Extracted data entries
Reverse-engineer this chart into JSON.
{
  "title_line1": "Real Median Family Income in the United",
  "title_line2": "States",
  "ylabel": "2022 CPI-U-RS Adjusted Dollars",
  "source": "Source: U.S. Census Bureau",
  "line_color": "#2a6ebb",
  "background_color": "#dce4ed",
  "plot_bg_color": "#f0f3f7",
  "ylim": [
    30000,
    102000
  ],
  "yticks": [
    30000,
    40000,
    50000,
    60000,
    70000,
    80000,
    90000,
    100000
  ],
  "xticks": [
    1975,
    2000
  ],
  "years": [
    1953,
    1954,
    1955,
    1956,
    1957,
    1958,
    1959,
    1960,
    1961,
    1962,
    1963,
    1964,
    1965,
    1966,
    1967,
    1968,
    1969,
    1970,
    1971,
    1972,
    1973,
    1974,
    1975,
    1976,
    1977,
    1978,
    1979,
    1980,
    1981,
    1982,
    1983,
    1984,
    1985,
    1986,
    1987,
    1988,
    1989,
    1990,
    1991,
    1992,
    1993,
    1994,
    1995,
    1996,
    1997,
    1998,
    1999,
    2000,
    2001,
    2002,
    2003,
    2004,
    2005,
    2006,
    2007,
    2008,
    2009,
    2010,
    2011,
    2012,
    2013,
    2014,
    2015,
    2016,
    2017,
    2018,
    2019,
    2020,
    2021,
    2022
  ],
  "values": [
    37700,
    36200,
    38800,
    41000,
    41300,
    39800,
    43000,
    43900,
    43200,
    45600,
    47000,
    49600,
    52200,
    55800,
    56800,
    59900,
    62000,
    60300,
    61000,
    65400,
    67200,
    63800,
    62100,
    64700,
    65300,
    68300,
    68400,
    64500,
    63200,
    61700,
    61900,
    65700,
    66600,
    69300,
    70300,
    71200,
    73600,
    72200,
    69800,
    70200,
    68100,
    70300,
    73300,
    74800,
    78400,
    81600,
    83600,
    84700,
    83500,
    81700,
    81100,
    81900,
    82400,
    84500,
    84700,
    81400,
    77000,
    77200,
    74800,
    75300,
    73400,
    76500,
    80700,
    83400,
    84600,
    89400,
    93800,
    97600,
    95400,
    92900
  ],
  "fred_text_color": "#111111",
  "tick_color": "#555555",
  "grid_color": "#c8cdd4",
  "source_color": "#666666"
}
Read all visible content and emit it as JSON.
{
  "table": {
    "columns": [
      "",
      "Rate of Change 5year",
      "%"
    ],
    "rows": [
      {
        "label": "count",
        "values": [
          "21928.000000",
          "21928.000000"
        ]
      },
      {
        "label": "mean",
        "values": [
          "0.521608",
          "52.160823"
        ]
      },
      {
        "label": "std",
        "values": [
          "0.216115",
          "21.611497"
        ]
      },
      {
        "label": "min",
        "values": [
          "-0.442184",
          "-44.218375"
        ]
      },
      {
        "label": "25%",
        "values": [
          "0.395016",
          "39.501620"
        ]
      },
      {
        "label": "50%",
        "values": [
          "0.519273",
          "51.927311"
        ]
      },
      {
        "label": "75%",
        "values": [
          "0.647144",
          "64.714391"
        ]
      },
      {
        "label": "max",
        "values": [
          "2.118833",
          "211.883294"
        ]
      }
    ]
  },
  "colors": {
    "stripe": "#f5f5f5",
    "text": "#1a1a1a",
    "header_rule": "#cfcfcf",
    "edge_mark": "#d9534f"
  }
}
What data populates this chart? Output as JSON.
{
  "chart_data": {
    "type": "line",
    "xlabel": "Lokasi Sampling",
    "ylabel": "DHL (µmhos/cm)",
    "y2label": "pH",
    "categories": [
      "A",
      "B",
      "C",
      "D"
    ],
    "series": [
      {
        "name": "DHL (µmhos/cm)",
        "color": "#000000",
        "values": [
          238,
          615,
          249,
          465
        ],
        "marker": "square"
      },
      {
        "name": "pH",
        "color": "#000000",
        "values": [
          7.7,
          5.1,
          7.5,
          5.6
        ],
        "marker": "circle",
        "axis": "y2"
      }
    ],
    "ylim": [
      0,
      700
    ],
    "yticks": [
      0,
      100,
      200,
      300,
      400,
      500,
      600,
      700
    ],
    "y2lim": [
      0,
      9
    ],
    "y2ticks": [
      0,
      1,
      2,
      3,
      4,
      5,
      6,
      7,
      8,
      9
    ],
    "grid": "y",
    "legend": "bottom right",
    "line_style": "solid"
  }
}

● **TASK OBJECTIVE**
Return the material exactly as it stands.

● **WRITTEN ANSWER**
Reverse-engineer this chart into JSON.
{
  "title_line1": "Real Median Family Income in the United",
  "title_line2": "States",
  "ylabel": "2022 CPI-U-RS Adjusted Dollars",
  "source": "Source: U.S. Census Bureau",
  "line_color": "#2a6ebb",
  "background_color": "#dce4ed",
  "plot_bg_color": "#f0f3f7",
  "ylim": [
    30000,
    102000
  ],
  "yticks": [
    30000,
    40000,
    50000,
    60000,
    70000,
    80000,
    90000,
    100000
  ],
  "xticks": [
    1975,
    2000
  ],
  "years": [
    1953,
    1954,
    1955,
    1956,
    1957,
    1958,
    1959,
    1960,
    1961,
    1962,
    1963,
    1964,
    1965,
    1966,
    1967,
    1968,
    1969,
    1970,
    1971,
    1972,
    1973,
    1974,
    1975,
    1976,
    1977,
    1978,
    1979,
    1980,
    1981,
    1982,
    1983,
    1984,
    1985,
    1986,
    1987,
    1988,
    1989,
    1990,
    1991,
    1992,
    1993,
    1994,
    1995,
    1996,
    1997,
    1998,
    1999,
    2000,
    2001,
    2002,
    2003,
    2004,
    2005,
    2006,
    2007,
    2008,
    2009,
    2010,
    2011,
    2012,
    2013,
    2014,
    2015,
    2016,
    2017,
    2018,
    2019,
    2020,
    2021,
    2022
  ],
  "values": [
    37700,
    36200,
    38800,
    41000,
    41300,
    39800,
    43000,
    43900,
    43200,
    45600,
    47000,
    49600,
    52200,
    55800,
    56800,
    59900,
    62000,
    60300,
    61000,
    65400,
    67200,
    63800,
    62100,
    64700,
    65300,
    68300,
    68400,
    64500,
    63200,
    61700,
    61900,
    65700,
    66600,
    69300,
    70300,
    71200,
    73600,
    72200,
    69800,
    70200,
    68100,
    70300,
    73300,
    74800,
    78400,
    81600,
    83600,
    84700,
    83500,
    81700,
    81100,
    81900,
    82400,
    84500,
    84700,
    81400,
    77000,
    77200,
    74800,
    75300,
    73400,
    76500,
    80700,
    83400,
    84600,
    89400,
    93800,
    97600,
    95400,
    92900
  ],
  "fred_text_color": "#111111",
  "tick_color": "#555555",
  "grid_color": "#c8cdd4",
  "source_color": "#666666"
}
Read all visible content and emit it as JSON.
{
  "table": {
    "columns": [
      "",
      "Rate of Change 5year",
      "%"
    ],
    "rows": [
      {
        "label": "count",
        "values": [
          "21928.000000",
          "21928.000000"
        ]
      },
      {
        "label": "mean",
        "values": [
          "0.521608",
          "52.160823"
        ]
      },
      {
        "label": "std",
        "values": [
          "0.216115",
          "21.611497"
        ]
      },
      {
        "label": "min",
        "values": [
          "-0.442184",
          "-44.218375"
        ]
      },
      {
        "label": "25%",
        "values": [
          "0.395016",
          "39.501620"
        ]
      },
      {
        "label": "50%",
        "values": [
          "0.519273",
          "51.927311"
        ]
      },
      {
        "label": "75%",
        "values": [
          "0.647144",
          "64.714391"
        ]
      },
      {
        "label": "max",
        "values": [
          "2.118833",
          "211.883294"
        ]
      }
    ]
  },
  "colors": {
    "stripe": "#f5f5f5",
    "text": "#1a1a1a",
    "header_rule": "#cfcfcf",
    "edge_mark": "#d9534f"
  }
}
What data populates this chart? Output as JSON.
{
  "chart_data": {
    "type": "line",
    "xlabel": "Lokasi Sampling",
    "ylabel": "DHL (µmhos/cm)",
    "y2label": "pH",
    "categories": [
      "A",
      "B",
      "C",
      "D"
    ],
    "series": [
      {
        "name": "DHL (µmhos/cm)",
        "color": "#000000",
        "values": [
          238,
          615,
          249,
          465
        ],
        "marker": "square"
      },
      {
        "name": "pH",
        "color": "#000000",
        "values": [
          7.7,
          5.1,
          7.5,
          5.6
        ],
        "marker": "circle",
        "axis": "y2"
      }
    ],
    "ylim": [
      0,
      700
    ],
    "yticks": [
      0,
      100,
      200,
      300,
      400,
      500,
      600,
      700
    ],
    "y2lim": [
      0,
      9
    ],
    "y2ticks": [
      0,
      1,
      2,
      3,
      4,
      5,
      6,
      7,
      8,
      9
    ],
    "grid": "y",
    "legend": "bottom right",
    "line_style": "solid"
  }
}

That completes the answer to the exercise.